> _RECORDED DATA_:
---

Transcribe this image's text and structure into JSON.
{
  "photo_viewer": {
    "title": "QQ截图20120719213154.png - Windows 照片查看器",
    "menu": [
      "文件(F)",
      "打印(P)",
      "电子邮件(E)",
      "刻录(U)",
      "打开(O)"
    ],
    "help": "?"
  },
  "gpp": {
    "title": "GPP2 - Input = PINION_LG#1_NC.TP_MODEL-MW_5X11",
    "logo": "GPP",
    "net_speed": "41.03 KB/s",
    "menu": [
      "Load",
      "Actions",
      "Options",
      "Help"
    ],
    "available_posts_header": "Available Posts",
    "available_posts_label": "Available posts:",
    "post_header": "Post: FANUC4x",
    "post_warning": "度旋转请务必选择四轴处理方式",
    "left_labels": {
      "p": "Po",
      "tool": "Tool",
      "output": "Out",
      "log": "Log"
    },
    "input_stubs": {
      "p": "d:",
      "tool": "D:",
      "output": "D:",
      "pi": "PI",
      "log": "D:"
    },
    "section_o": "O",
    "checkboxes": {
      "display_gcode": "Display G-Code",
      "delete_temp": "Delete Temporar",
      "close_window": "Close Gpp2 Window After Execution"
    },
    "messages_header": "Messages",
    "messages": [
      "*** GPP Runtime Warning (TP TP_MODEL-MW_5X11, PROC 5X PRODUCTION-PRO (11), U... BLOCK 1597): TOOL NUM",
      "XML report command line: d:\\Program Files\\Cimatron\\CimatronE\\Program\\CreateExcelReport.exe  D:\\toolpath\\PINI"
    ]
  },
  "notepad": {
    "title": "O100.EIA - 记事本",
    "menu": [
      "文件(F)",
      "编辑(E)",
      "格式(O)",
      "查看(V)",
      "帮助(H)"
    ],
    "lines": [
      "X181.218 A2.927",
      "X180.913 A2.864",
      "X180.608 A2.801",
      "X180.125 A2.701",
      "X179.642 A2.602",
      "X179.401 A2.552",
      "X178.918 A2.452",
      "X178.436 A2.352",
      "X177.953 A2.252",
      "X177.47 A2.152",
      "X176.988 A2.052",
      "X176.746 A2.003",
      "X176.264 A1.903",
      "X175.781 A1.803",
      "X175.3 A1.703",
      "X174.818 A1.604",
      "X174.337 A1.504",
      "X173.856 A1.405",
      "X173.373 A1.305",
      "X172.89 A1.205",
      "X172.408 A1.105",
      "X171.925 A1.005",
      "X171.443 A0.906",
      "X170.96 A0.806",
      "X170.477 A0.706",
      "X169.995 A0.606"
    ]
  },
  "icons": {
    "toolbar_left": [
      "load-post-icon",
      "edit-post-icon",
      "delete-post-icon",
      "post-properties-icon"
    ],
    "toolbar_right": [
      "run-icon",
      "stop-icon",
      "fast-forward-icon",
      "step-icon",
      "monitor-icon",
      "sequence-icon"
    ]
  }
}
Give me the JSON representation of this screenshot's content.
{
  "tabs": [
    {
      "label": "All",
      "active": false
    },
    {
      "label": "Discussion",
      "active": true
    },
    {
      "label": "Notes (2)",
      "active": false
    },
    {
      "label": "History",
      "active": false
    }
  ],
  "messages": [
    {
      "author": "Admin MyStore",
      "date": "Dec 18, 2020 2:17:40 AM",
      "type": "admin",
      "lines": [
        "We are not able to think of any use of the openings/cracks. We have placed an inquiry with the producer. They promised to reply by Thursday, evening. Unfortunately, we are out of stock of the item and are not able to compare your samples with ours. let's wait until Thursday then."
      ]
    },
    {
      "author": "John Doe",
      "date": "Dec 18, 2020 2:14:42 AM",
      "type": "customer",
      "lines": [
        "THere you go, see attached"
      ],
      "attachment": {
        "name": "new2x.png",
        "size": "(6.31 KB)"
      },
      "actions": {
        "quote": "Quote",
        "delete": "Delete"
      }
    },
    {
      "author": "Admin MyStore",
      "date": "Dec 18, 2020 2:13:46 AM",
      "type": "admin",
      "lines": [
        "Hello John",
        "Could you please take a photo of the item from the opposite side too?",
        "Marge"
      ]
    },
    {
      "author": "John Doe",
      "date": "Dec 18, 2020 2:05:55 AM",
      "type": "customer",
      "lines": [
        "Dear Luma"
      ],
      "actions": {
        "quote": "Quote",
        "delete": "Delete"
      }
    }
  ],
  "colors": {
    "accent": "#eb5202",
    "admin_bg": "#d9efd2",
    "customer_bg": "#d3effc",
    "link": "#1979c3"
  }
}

---

> _GOAL OF THE EXERCISE_: Which lines of the material contain the string "item"? List each of them.

> _WRITTEN SOLUTION_:
        "We are not able to think of any use of the openings/cracks. We have placed an inquiry with the producer. They promised to reply by Thursday, evening. Unfortunately, we are out of stock of the item and are not able to compare your samples with ours. let's wait until Thursday then."
        "Could you please take a photo of the item from the opposite side too?",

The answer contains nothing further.